* Direction
Skip the pictures and extract all of the lines exactly as written.

____

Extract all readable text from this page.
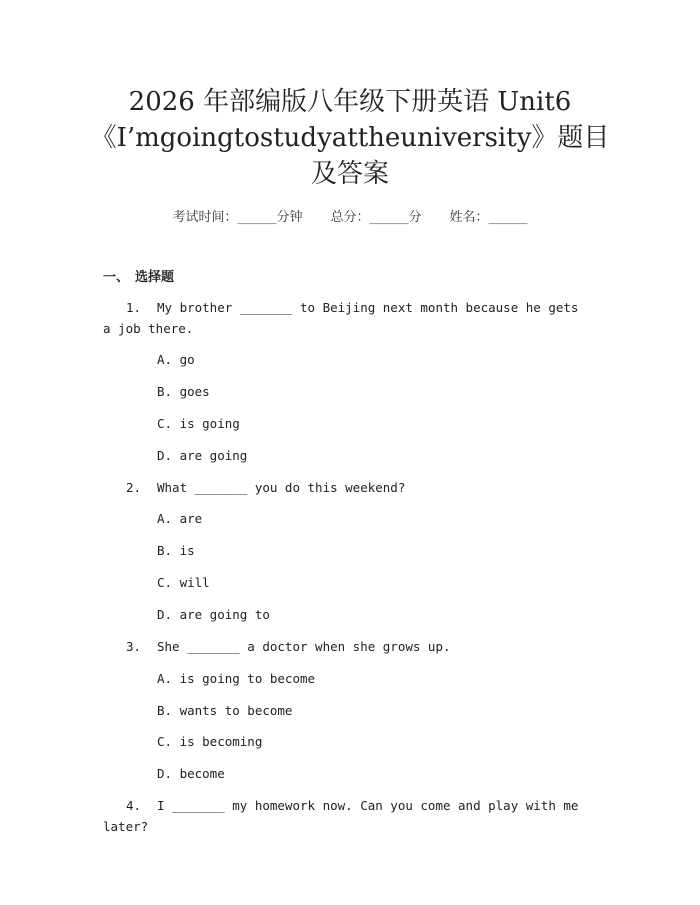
2026 年部编版八年级下册英语 Unit6
《I’mgoingtostudyattheuniversity》题目
及答案
考试时间：______分钟 总分：______分 姓名：______
一、 选择题
1. My brother _______ to Beijing next month because he gets a job there.
A. go
B. goes
C. is going
D. are going
2. What _______ you do this weekend?
A. are
B. is
C. will
D. are going to
3. She _______ a doctor when she grows up.
A. is going to become
B. wants to become
C. is becoming
D. become
4. I _______ my homework now. Can you come and play with me later?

____

* Final result
Extract all readable text from this page.
2026 年部编版八年级下册英语 Unit6
《I’mgoingtostudyattheuniversity》题目
及答案
考试时间：______分钟 总分：______分 姓名：______
一、 选择题
1. My brother _______ to Beijing next month because he gets a job there.
A. go
B. goes
C. is going
D. are going
2. What _______ you do this weekend?
A. are
B. is
C. will
D. are going to
3. She _______ a doctor when she grows up.
A. is going to become
B. wants to become
C. is becoming
D. become
4. I _______ my homework now. Can you come and play with me later?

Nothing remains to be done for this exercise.